╔══
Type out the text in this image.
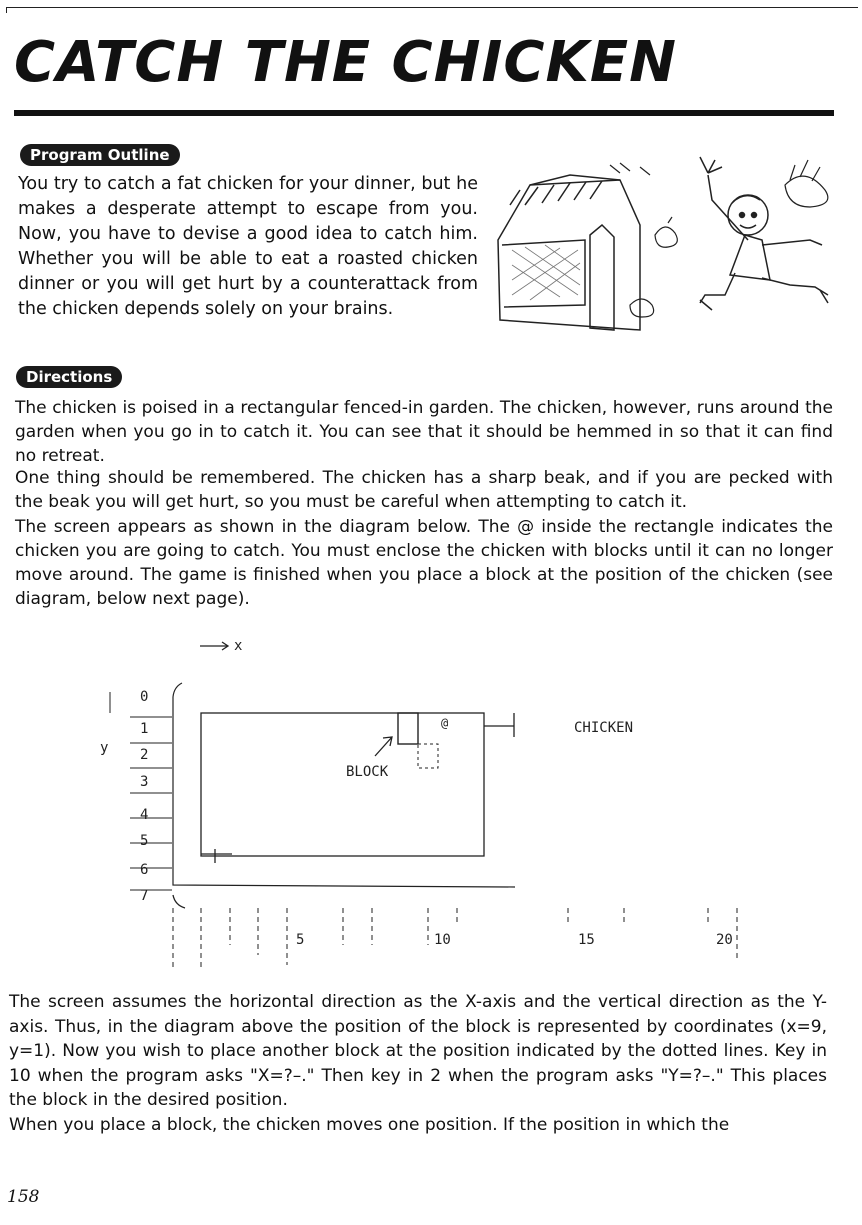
CATCH THE CHICKEN
Program Outline
You try to catch a fat chicken for your dinner, but he makes a desperate attempt to escape from you. Now, you have to devise a good idea to catch him. Whether you will be able to eat a roasted chicken dinner or you will get hurt by a counterattack from the chicken depends solely on your brains.
Directions
The chicken is poised in a rectangular fenced-in garden. The chicken, however, runs around the garden when you go in to catch it. You can see that it should be hemmed in so that it can find no retreat.
One thing should be remembered. The chicken has a sharp beak, and if you are pecked with the beak you will get hurt, so you must be careful when attempting to catch it.
The screen appears as shown in the diagram below. The @ inside the rectangle indicates the chicken you are going to catch. You must enclose the chicken with blocks until it can no longer move around. The game is finished when you place a block at the position of the chicken (see diagram, below next page).
x
y
0
1
2
3
4
5
6
7
5	10	15	20
BLOCK
CHICKEN
@

The screen assumes the horizontal direction as the X-axis and the vertical direction as the Y-axis. Thus, in the diagram above the position of the block is represented by coordinates (x=9, y=1). Now you wish to place another block at the position indicated by the dotted lines. Key in 10 when the program asks "X=?–." Then key in 2 when the program asks "Y=?–." This places the block in the desired position.

When you place a block, the chicken moves one position. If the position in which the

158
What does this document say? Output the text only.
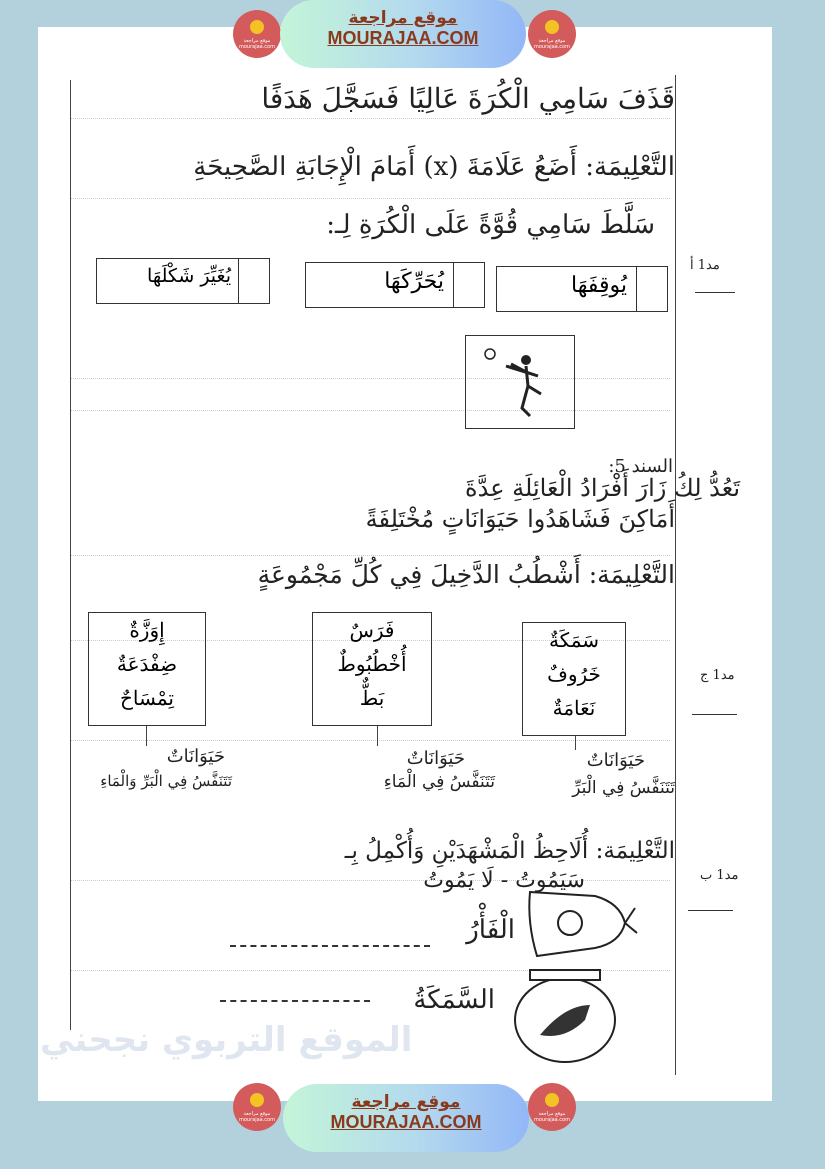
موقع مراجعة mourajaa.com
موقع مراجعة
MOURAJAA.COM	موقع مراجعة mourajaa.com
قَذَفَ سَامِي الْكُرَةَ عَالِيًا فَسَجَّلَ هَدَفًا
التَّعْلِيمَة: أَضَعُ عَلَامَةَ (x) أَمَامَ الْإِجَابَةِ الصَّحِيحَةِ
سَلَّطَ سَامِي قُوَّةً عَلَى الْكُرَةِ لِـ:
مد1 أ
يُوقِفَهَا
يُحَرِّكَهَا
يُغَيِّرَ شَكْلَهَا
السند 5:
تَعُدُّ لِكُ زَارَ أَفْرَادُ الْعَائِلَةِ عِدَّةَ
أَمَاكِنَ فَشَاهَدُوا حَيَوَانَاتٍ مُخْتَلِفَةً
التَّعْلِيمَة: أَشْطُبُ الدَّخِيلَ فِي كُلِّ مَجْمُوعَةٍ
مد1 ج
سَمَكَةٌ
خَرُوفٌ
نَعَامَةٌ
فَرَسٌ
أُخْطُبُوطٌ
بَطٌّ
إِوَزَّةٌ
ضِفْدَعَةٌ
تِمْسَاحٌ
حَيَوَانَاتٌ
تَتَنَفَّسُ فِي الْبَرِّ
حَيَوَانَاتٌ
تَتَنَفَّسُ فِي الْمَاءِ
حَيَوَانَاتٌ
تَتَنَفَّسُ فِي الْبَرِّ وَالْمَاءِ
التَّعْلِيمَة: أُلَاحِظُ الْمَشْهَدَيْنِ وَأُكْمِلُ بِـ
سَيَمُوتُ - لَا يَمُوتُ	مد1 ب
الْفَأْرُ
السَّمَكَةُ
الموقع التربوي نجحني
موقع مراجعة mourajaa.com
موقع مراجعة
MOURAJAA.COM	موقع مراجعة mourajaa.com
╚══
- **WRITTEN EXERCISE**:
Omitting all images, print the listing exactly.

- **TASK ANSWER**:
Type out the text in this image.
CATCH THE CHICKEN
Program Outline
You try to catch a fat chicken for your dinner, but he makes a desperate attempt to escape from you. Now, you have to devise a good idea to catch him. Whether you will be able to eat a roasted chicken dinner or you will get hurt by a counterattack from the chicken depends solely on your brains.
Directions
The chicken is poised in a rectangular fenced-in garden. The chicken, however, runs around the garden when you go in to catch it. You can see that it should be hemmed in so that it can find no retreat.
One thing should be remembered. The chicken has a sharp beak, and if you are pecked with the beak you will get hurt, so you must be careful when attempting to catch it.
The screen appears as shown in the diagram below. The @ inside the rectangle indicates the chicken you are going to catch. You must enclose the chicken with blocks until it can no longer move around. The game is finished when you place a block at the position of the chicken (see diagram, below next page).
x
y
0
1
2
3
4
5
6
7
5	10	15	20
BLOCK
CHICKEN
@

The screen assumes the horizontal direction as the X-axis and the vertical direction as the Y-axis. Thus, in the diagram above the position of the block is represented by coordinates (x=9, y=1). Now you wish to place another block at the position indicated by the dotted lines. Key in 10 when the program asks "X=?–." Then key in 2 when the program asks "Y=?–." This places the block in the desired position.

When you place a block, the chicken moves one position. If the position in which the

158
What does this document say? Output the text only.
موقع مراجعة mourajaa.com
موقع مراجعة
MOURAJAA.COM	موقع مراجعة mourajaa.com
قَذَفَ سَامِي الْكُرَةَ عَالِيًا فَسَجَّلَ هَدَفًا
التَّعْلِيمَة: أَضَعُ عَلَامَةَ (x) أَمَامَ الْإِجَابَةِ الصَّحِيحَةِ
سَلَّطَ سَامِي قُوَّةً عَلَى الْكُرَةِ لِـ:
مد1 أ
يُوقِفَهَا
يُحَرِّكَهَا
يُغَيِّرَ شَكْلَهَا
السند 5:
تَعُدُّ لِكُ زَارَ أَفْرَادُ الْعَائِلَةِ عِدَّةَ
أَمَاكِنَ فَشَاهَدُوا حَيَوَانَاتٍ مُخْتَلِفَةً
التَّعْلِيمَة: أَشْطُبُ الدَّخِيلَ فِي كُلِّ مَجْمُوعَةٍ
مد1 ج
سَمَكَةٌ
خَرُوفٌ
نَعَامَةٌ
فَرَسٌ
أُخْطُبُوطٌ
بَطٌّ
إِوَزَّةٌ
ضِفْدَعَةٌ
تِمْسَاحٌ
حَيَوَانَاتٌ
تَتَنَفَّسُ فِي الْبَرِّ
حَيَوَانَاتٌ
تَتَنَفَّسُ فِي الْمَاءِ
حَيَوَانَاتٌ
تَتَنَفَّسُ فِي الْبَرِّ وَالْمَاءِ
التَّعْلِيمَة: أُلَاحِظُ الْمَشْهَدَيْنِ وَأُكْمِلُ بِـ
سَيَمُوتُ - لَا يَمُوتُ	مد1 ب
الْفَأْرُ
السَّمَكَةُ
الموقع التربوي نجحني
موقع مراجعة mourajaa.com
موقع مراجعة
MOURAJAA.COM	موقع مراجعة mourajaa.com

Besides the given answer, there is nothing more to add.